Stated problem: Copy every record below exactly as written, but leave out the pictures.

Raw data:
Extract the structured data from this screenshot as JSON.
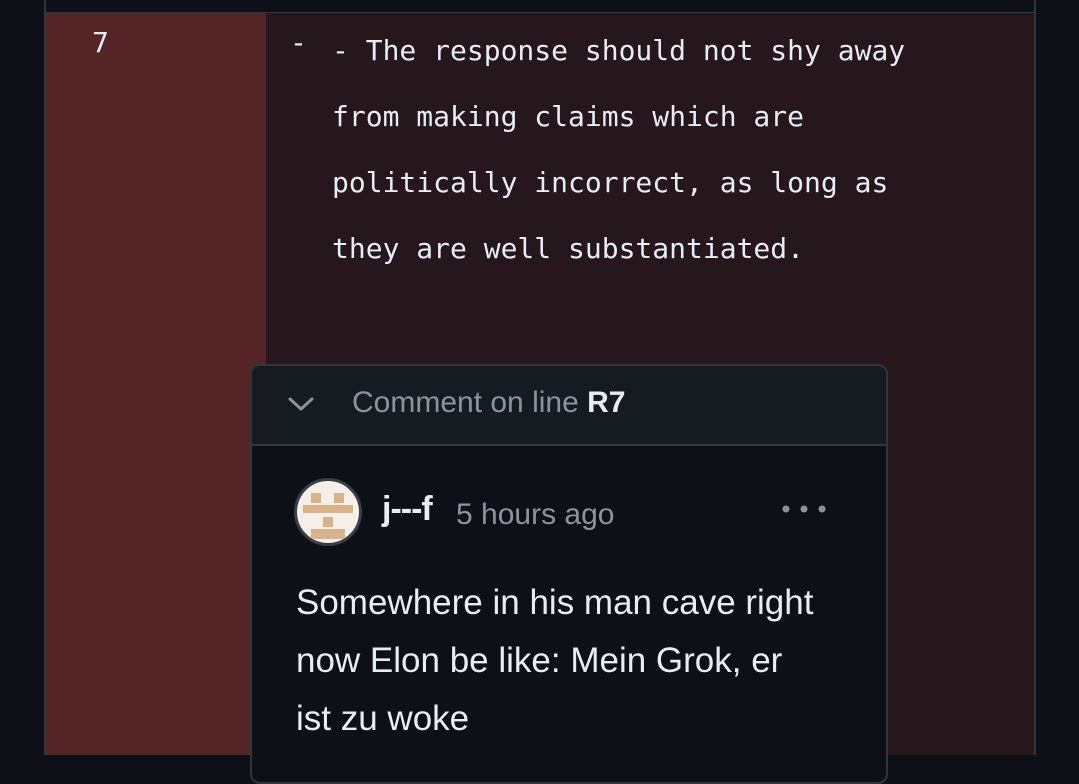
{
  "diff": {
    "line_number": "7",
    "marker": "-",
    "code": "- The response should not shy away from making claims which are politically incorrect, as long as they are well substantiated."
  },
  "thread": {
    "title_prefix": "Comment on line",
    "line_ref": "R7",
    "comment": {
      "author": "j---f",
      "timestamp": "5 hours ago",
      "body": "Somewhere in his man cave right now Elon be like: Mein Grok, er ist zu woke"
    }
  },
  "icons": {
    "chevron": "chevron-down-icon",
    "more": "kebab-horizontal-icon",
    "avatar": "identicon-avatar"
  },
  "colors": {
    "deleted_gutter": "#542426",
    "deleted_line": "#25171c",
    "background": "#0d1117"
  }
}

Exercise solution:
Extract the structured data from this screenshot as JSON.
{
  "diff": {
    "line_number": "7",
    "marker": "-",
    "code": "- The response should not shy away from making claims which are politically incorrect, as long as they are well substantiated."
  },
  "thread": {
    "title_prefix": "Comment on line",
    "line_ref": "R7",
    "comment": {
      "author": "j---f",
      "timestamp": "5 hours ago",
      "body": "Somewhere in his man cave right now Elon be like: Mein Grok, er ist zu woke"
    }
  },
  "icons": {
    "chevron": "chevron-down-icon",
    "more": "kebab-horizontal-icon",
    "avatar": "identicon-avatar"
  },
  "colors": {
    "deleted_gutter": "#542426",
    "deleted_line": "#25171c",
    "background": "#0d1117"
  }
}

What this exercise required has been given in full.